What you have to do: Lift out all lines below that contain "color".

/---

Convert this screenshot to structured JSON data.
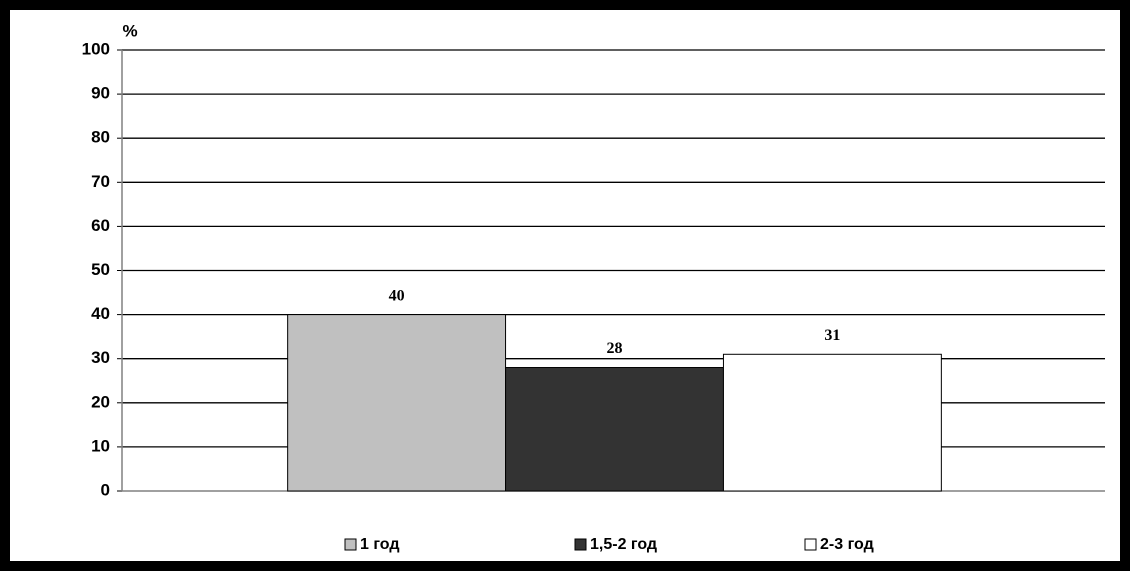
{
  "chart_data": {
    "type": "bar",
    "y_label": "%",
    "categories": [
      null
    ],
    "series": [
      {
        "name": "1 год",
        "color": "#c0c0c0",
        "values": [
          40
        ]
      },
      {
        "name": "1,5-2 год",
        "color": "#333333",
        "values": [
          28
        ]
      },
      {
        "name": "2-3 год",
        "color": "#ffffff",
        "values": [
          31
        ]
      }
    ],
    "ylim": [
      0,
      100
    ],
    "yticks": [
      0,
      10,
      20,
      30,
      40,
      50,
      60,
      70,
      80,
      90,
      100
    ],
    "grid": true,
    "legend": "bottom"
  }
}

\---

Reply to the exercise:
        "color": "#c0c0c0",
        "color": "#333333",
        "color": "#ffffff",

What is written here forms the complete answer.